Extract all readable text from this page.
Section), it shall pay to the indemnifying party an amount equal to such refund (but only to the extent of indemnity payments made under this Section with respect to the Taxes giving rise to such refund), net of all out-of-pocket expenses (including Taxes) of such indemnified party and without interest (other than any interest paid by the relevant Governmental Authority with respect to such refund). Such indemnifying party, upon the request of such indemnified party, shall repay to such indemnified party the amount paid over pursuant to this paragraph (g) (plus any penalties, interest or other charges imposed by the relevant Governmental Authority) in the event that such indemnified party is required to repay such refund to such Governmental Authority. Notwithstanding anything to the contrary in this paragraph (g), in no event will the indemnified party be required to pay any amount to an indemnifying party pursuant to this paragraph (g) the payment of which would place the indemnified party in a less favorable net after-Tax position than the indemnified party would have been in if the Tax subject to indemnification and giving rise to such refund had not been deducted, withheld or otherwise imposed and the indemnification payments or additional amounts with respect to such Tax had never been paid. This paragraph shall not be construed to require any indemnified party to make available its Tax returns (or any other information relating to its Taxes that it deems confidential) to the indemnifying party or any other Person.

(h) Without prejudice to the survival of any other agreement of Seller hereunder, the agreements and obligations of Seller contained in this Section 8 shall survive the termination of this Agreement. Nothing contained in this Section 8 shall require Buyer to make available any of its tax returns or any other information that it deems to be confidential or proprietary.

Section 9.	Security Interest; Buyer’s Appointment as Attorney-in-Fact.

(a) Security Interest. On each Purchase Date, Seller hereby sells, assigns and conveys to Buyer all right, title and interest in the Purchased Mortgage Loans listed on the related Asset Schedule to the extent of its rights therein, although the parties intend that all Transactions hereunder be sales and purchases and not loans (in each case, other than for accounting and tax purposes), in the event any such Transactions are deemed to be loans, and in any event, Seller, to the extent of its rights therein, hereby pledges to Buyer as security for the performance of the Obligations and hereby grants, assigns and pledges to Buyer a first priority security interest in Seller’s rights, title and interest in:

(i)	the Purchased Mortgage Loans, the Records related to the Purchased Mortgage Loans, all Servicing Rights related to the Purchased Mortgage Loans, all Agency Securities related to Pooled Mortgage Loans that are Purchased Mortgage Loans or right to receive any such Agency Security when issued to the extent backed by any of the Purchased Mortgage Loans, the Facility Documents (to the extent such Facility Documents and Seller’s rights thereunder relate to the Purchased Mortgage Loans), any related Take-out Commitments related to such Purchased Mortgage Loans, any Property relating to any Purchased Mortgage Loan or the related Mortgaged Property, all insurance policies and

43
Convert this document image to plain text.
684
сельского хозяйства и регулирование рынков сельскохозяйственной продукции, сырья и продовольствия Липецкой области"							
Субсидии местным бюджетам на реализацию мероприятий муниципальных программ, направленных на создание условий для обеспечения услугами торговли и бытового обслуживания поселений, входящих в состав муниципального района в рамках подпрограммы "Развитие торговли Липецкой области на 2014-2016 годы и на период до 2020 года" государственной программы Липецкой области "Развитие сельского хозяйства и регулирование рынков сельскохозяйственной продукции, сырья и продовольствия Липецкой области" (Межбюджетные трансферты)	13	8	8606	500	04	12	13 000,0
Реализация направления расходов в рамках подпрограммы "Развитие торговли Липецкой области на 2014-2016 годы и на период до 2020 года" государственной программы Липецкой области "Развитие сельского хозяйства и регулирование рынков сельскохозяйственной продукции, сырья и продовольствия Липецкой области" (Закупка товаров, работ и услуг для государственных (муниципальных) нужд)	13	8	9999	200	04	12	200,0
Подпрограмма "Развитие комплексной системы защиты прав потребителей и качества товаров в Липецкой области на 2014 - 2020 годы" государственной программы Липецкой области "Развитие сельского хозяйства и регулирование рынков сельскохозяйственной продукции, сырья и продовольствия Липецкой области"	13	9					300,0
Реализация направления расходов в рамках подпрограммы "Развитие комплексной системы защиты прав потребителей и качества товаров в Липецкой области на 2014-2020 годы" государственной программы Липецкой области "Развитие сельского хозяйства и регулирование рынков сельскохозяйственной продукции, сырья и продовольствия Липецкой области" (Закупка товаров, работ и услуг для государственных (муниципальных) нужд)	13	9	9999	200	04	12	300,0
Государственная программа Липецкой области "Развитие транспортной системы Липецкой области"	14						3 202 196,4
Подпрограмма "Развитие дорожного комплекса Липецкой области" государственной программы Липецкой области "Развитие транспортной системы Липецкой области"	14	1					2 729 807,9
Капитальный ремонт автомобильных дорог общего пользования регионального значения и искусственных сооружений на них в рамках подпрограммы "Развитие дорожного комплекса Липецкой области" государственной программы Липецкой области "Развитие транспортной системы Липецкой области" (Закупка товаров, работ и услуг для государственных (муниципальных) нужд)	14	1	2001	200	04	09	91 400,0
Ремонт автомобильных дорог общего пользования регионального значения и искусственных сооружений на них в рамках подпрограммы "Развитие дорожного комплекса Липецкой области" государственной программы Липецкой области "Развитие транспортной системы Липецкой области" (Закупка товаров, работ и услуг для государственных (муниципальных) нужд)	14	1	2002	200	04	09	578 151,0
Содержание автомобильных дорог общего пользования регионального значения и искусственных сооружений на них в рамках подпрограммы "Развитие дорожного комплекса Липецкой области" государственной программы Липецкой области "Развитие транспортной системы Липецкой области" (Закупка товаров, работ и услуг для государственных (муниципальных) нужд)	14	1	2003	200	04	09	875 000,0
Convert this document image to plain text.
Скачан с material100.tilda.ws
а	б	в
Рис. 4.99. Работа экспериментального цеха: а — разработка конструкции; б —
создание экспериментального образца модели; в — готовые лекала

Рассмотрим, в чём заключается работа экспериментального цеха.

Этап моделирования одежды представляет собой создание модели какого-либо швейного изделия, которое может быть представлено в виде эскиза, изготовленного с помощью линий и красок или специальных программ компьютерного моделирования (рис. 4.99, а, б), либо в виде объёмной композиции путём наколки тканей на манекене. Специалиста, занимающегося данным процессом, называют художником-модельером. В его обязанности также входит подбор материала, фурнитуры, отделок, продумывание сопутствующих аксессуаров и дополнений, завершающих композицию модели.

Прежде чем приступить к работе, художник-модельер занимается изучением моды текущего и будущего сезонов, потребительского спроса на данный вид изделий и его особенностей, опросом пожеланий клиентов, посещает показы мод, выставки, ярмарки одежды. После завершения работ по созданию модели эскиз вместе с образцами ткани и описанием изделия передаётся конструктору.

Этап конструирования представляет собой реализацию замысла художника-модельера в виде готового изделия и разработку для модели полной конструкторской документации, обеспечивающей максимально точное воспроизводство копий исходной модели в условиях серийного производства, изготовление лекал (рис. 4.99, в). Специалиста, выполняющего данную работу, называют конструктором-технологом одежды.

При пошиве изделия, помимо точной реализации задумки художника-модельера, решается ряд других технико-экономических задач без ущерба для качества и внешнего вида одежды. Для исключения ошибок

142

******************************

**The exercise**
Give the complete listing a second time, exactly as it reads.

**Result**
Extract all readable text from this page.
Section), it shall pay to the indemnifying party an amount equal to such refund (but only to the extent of indemnity payments made under this Section with respect to the Taxes giving rise to such refund), net of all out-of-pocket expenses (including Taxes) of such indemnified party and without interest (other than any interest paid by the relevant Governmental Authority with respect to such refund). Such indemnifying party, upon the request of such indemnified party, shall repay to such indemnified party the amount paid over pursuant to this paragraph (g) (plus any penalties, interest or other charges imposed by the relevant Governmental Authority) in the event that such indemnified party is required to repay such refund to such Governmental Authority. Notwithstanding anything to the contrary in this paragraph (g), in no event will the indemnified party be required to pay any amount to an indemnifying party pursuant to this paragraph (g) the payment of which would place the indemnified party in a less favorable net after-Tax position than the indemnified party would have been in if the Tax subject to indemnification and giving rise to such refund had not been deducted, withheld or otherwise imposed and the indemnification payments or additional amounts with respect to such Tax had never been paid. This paragraph shall not be construed to require any indemnified party to make available its Tax returns (or any other information relating to its Taxes that it deems confidential) to the indemnifying party or any other Person.

(h) Without prejudice to the survival of any other agreement of Seller hereunder, the agreements and obligations of Seller contained in this Section 8 shall survive the termination of this Agreement. Nothing contained in this Section 8 shall require Buyer to make available any of its tax returns or any other information that it deems to be confidential or proprietary.

Section 9.	Security Interest; Buyer’s Appointment as Attorney-in-Fact.

(a) Security Interest. On each Purchase Date, Seller hereby sells, assigns and conveys to Buyer all right, title and interest in the Purchased Mortgage Loans listed on the related Asset Schedule to the extent of its rights therein, although the parties intend that all Transactions hereunder be sales and purchases and not loans (in each case, other than for accounting and tax purposes), in the event any such Transactions are deemed to be loans, and in any event, Seller, to the extent of its rights therein, hereby pledges to Buyer as security for the performance of the Obligations and hereby grants, assigns and pledges to Buyer a first priority security interest in Seller’s rights, title and interest in:

(i)	the Purchased Mortgage Loans, the Records related to the Purchased Mortgage Loans, all Servicing Rights related to the Purchased Mortgage Loans, all Agency Securities related to Pooled Mortgage Loans that are Purchased Mortgage Loans or right to receive any such Agency Security when issued to the extent backed by any of the Purchased Mortgage Loans, the Facility Documents (to the extent such Facility Documents and Seller’s rights thereunder relate to the Purchased Mortgage Loans), any related Take-out Commitments related to such Purchased Mortgage Loans, any Property relating to any Purchased Mortgage Loan or the related Mortgaged Property, all insurance policies and

43
Convert this document image to plain text.
684
сельского хозяйства и регулирование рынков сельскохозяйственной продукции, сырья и продовольствия Липецкой области"							
Субсидии местным бюджетам на реализацию мероприятий муниципальных программ, направленных на создание условий для обеспечения услугами торговли и бытового обслуживания поселений, входящих в состав муниципального района в рамках подпрограммы "Развитие торговли Липецкой области на 2014-2016 годы и на период до 2020 года" государственной программы Липецкой области "Развитие сельского хозяйства и регулирование рынков сельскохозяйственной продукции, сырья и продовольствия Липецкой области" (Межбюджетные трансферты)	13	8	8606	500	04	12	13 000,0
Реализация направления расходов в рамках подпрограммы "Развитие торговли Липецкой области на 2014-2016 годы и на период до 2020 года" государственной программы Липецкой области "Развитие сельского хозяйства и регулирование рынков сельскохозяйственной продукции, сырья и продовольствия Липецкой области" (Закупка товаров, работ и услуг для государственных (муниципальных) нужд)	13	8	9999	200	04	12	200,0
Подпрограмма "Развитие комплексной системы защиты прав потребителей и качества товаров в Липецкой области на 2014 - 2020 годы" государственной программы Липецкой области "Развитие сельского хозяйства и регулирование рынков сельскохозяйственной продукции, сырья и продовольствия Липецкой области"	13	9					300,0
Реализация направления расходов в рамках подпрограммы "Развитие комплексной системы защиты прав потребителей и качества товаров в Липецкой области на 2014-2020 годы" государственной программы Липецкой области "Развитие сельского хозяйства и регулирование рынков сельскохозяйственной продукции, сырья и продовольствия Липецкой области" (Закупка товаров, работ и услуг для государственных (муниципальных) нужд)	13	9	9999	200	04	12	300,0
Государственная программа Липецкой области "Развитие транспортной системы Липецкой области"	14						3 202 196,4
Подпрограмма "Развитие дорожного комплекса Липецкой области" государственной программы Липецкой области "Развитие транспортной системы Липецкой области"	14	1					2 729 807,9
Капитальный ремонт автомобильных дорог общего пользования регионального значения и искусственных сооружений на них в рамках подпрограммы "Развитие дорожного комплекса Липецкой области" государственной программы Липецкой области "Развитие транспортной системы Липецкой области" (Закупка товаров, работ и услуг для государственных (муниципальных) нужд)	14	1	2001	200	04	09	91 400,0
Ремонт автомобильных дорог общего пользования регионального значения и искусственных сооружений на них в рамках подпрограммы "Развитие дорожного комплекса Липецкой области" государственной программы Липецкой области "Развитие транспортной системы Липецкой области" (Закупка товаров, работ и услуг для государственных (муниципальных) нужд)	14	1	2002	200	04	09	578 151,0
Содержание автомобильных дорог общего пользования регионального значения и искусственных сооружений на них в рамках подпрограммы "Развитие дорожного комплекса Липецкой области" государственной программы Липецкой области "Развитие транспортной системы Липецкой области" (Закупка товаров, работ и услуг для государственных (муниципальных) нужд)	14	1	2003	200	04	09	875 000,0
Convert this document image to plain text.
Скачан с material100.tilda.ws
а	б	в
Рис. 4.99. Работа экспериментального цеха: а — разработка конструкции; б —
создание экспериментального образца модели; в — готовые лекала

Рассмотрим, в чём заключается работа экспериментального цеха.

Этап моделирования одежды представляет собой создание модели какого-либо швейного изделия, которое может быть представлено в виде эскиза, изготовленного с помощью линий и красок или специальных программ компьютерного моделирования (рис. 4.99, а, б), либо в виде объёмной композиции путём наколки тканей на манекене. Специалиста, занимающегося данным процессом, называют художником-модельером. В его обязанности также входит подбор материала, фурнитуры, отделок, продумывание сопутствующих аксессуаров и дополнений, завершающих композицию модели.

Прежде чем приступить к работе, художник-модельер занимается изучением моды текущего и будущего сезонов, потребительского спроса на данный вид изделий и его особенностей, опросом пожеланий клиентов, посещает показы мод, выставки, ярмарки одежды. После завершения работ по созданию модели эскиз вместе с образцами ткани и описанием изделия передаётся конструктору.

Этап конструирования представляет собой реализацию замысла художника-модельера в виде готового изделия и разработку для модели полной конструкторской документации, обеспечивающей максимально точное воспроизводство копий исходной модели в условиях серийного производства, изготовление лекал (рис. 4.99, в). Специалиста, выполняющего данную работу, называют конструктором-технологом одежды.

При пошиве изделия, помимо точной реализации задумки художника-модельера, решается ряд других технико-экономических задач без ущерба для качества и внешнего вида одежды. Для исключения ошибок

142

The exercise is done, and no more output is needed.